Problem description:
Exactly as written, retype the listing below, omitting the pictures.

============

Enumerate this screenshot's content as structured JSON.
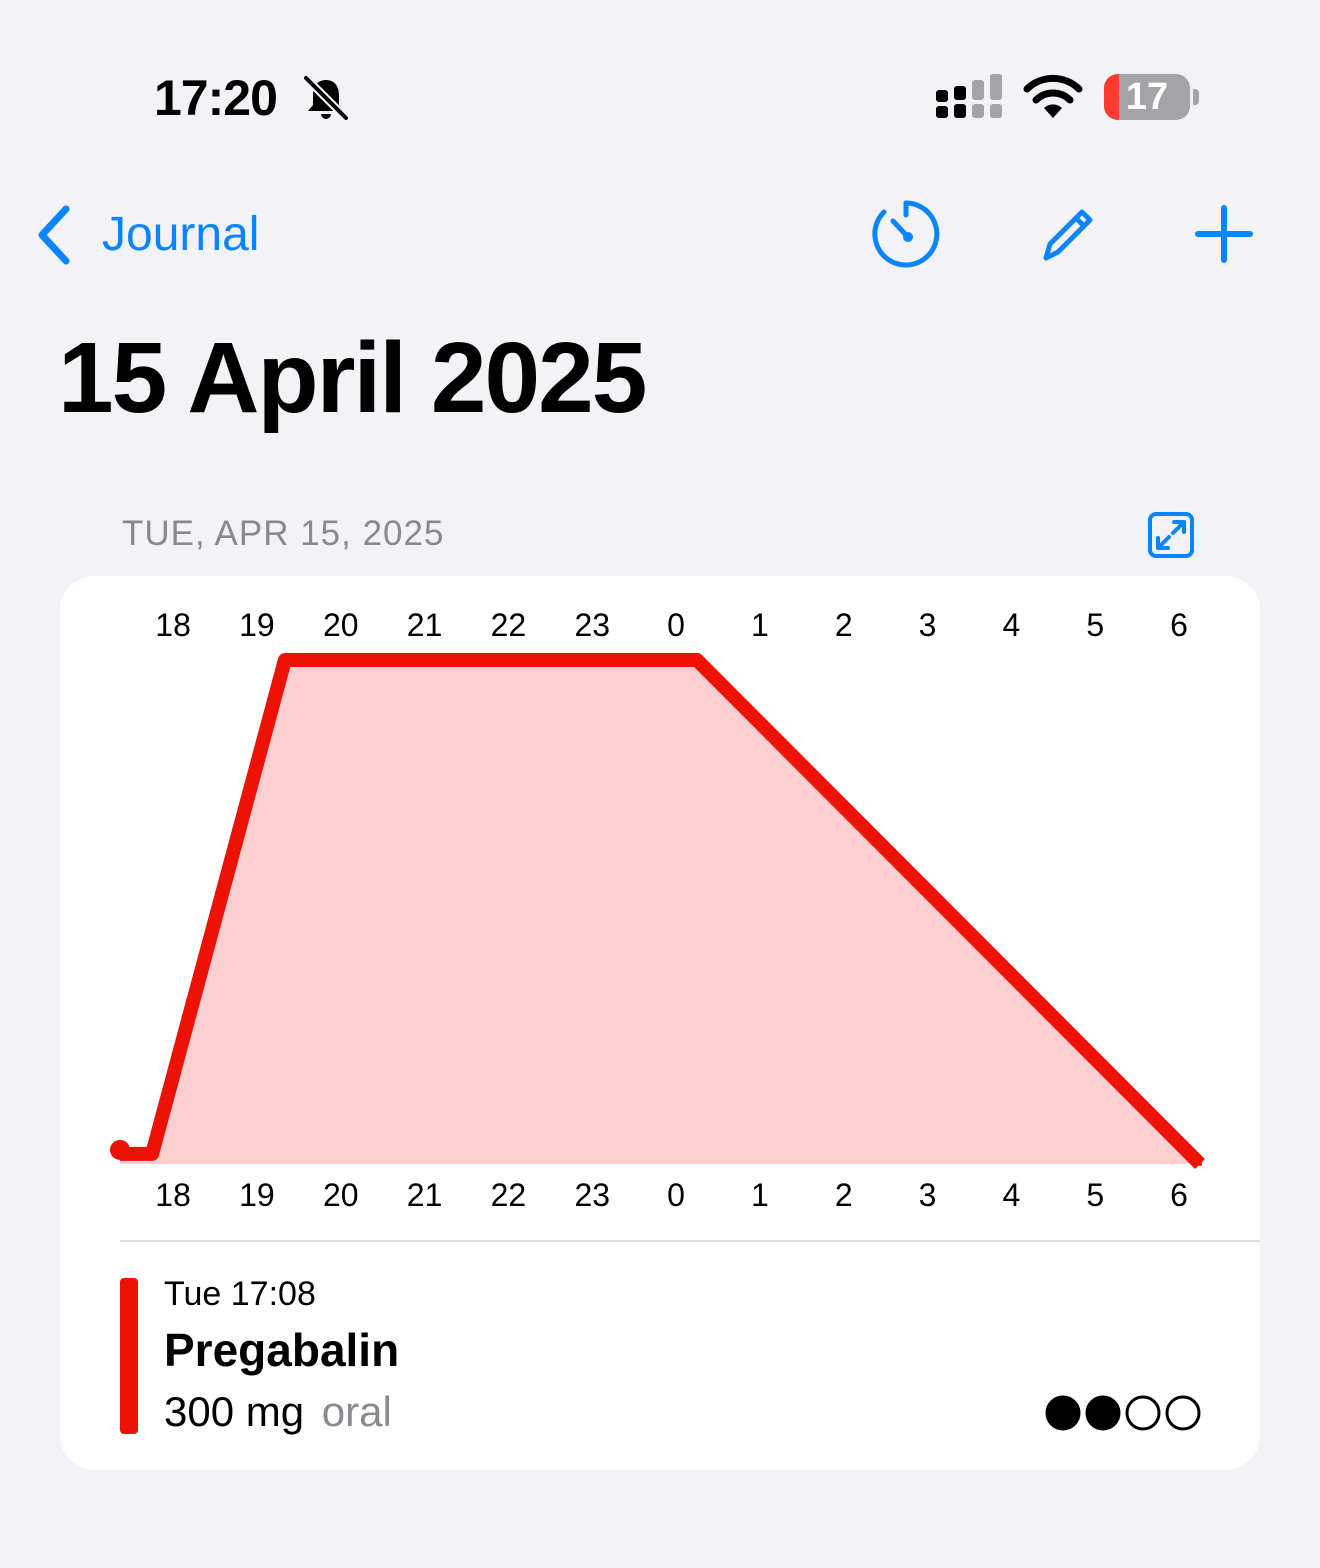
{
  "status_bar": {
    "time": "17:20",
    "icons": [
      "bell-slash-icon",
      "cellular-signal-icon",
      "wifi-icon"
    ],
    "battery_level": "17",
    "battery_fraction": 0.17
  },
  "nav": {
    "back_label": "Journal",
    "back_icon": "chevron-left-icon",
    "action_icons": [
      "timer-icon",
      "pencil-icon",
      "plus-icon"
    ],
    "accent_color": "#0a84ff"
  },
  "page_title": "15 April 2025",
  "section": {
    "header": "TUE, APR 15, 2025",
    "expand_icon": "expand-icon"
  },
  "chart_data": {
    "type": "area",
    "title": "",
    "xlabel": "",
    "ylabel": "",
    "tick_labels": [
      "18",
      "19",
      "20",
      "21",
      "22",
      "23",
      "0",
      "1",
      "2",
      "3",
      "4",
      "5",
      "6"
    ],
    "x_domain": [
      "17:22",
      "06:15"
    ],
    "y_range": [
      0,
      1
    ],
    "series": [
      {
        "color": "#ee1206",
        "fill_color": "#fbcfcf",
        "points": [
          {
            "time": "17:22",
            "level": 0.02
          },
          {
            "time": "17:45",
            "level": 0.02
          },
          {
            "time": "19:20",
            "level": 1.0
          },
          {
            "time": "00:15",
            "level": 1.0
          },
          {
            "time": "06:15",
            "level": 0.0
          }
        ]
      }
    ],
    "grid": false
  },
  "entry": {
    "time": "Tue 17:08",
    "name": "Pregabalin",
    "dose": "300 mg",
    "route": "oral",
    "color": "#ee1206",
    "rating": 2,
    "rating_max": 4
  }
}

============

Full output:
Enumerate this screenshot's content as structured JSON.
{
  "status_bar": {
    "time": "17:20",
    "icons": [
      "bell-slash-icon",
      "cellular-signal-icon",
      "wifi-icon"
    ],
    "battery_level": "17",
    "battery_fraction": 0.17
  },
  "nav": {
    "back_label": "Journal",
    "back_icon": "chevron-left-icon",
    "action_icons": [
      "timer-icon",
      "pencil-icon",
      "plus-icon"
    ],
    "accent_color": "#0a84ff"
  },
  "page_title": "15 April 2025",
  "section": {
    "header": "TUE, APR 15, 2025",
    "expand_icon": "expand-icon"
  },
  "chart_data": {
    "type": "area",
    "title": "",
    "xlabel": "",
    "ylabel": "",
    "tick_labels": [
      "18",
      "19",
      "20",
      "21",
      "22",
      "23",
      "0",
      "1",
      "2",
      "3",
      "4",
      "5",
      "6"
    ],
    "x_domain": [
      "17:22",
      "06:15"
    ],
    "y_range": [
      0,
      1
    ],
    "series": [
      {
        "color": "#ee1206",
        "fill_color": "#fbcfcf",
        "points": [
          {
            "time": "17:22",
            "level": 0.02
          },
          {
            "time": "17:45",
            "level": 0.02
          },
          {
            "time": "19:20",
            "level": 1.0
          },
          {
            "time": "00:15",
            "level": 1.0
          },
          {
            "time": "06:15",
            "level": 0.0
          }
        ]
      }
    ],
    "grid": false
  },
  "entry": {
    "time": "Tue 17:08",
    "name": "Pregabalin",
    "dose": "300 mg",
    "route": "oral",
    "color": "#ee1206",
    "rating": 2,
    "rating_max": 4
  }
}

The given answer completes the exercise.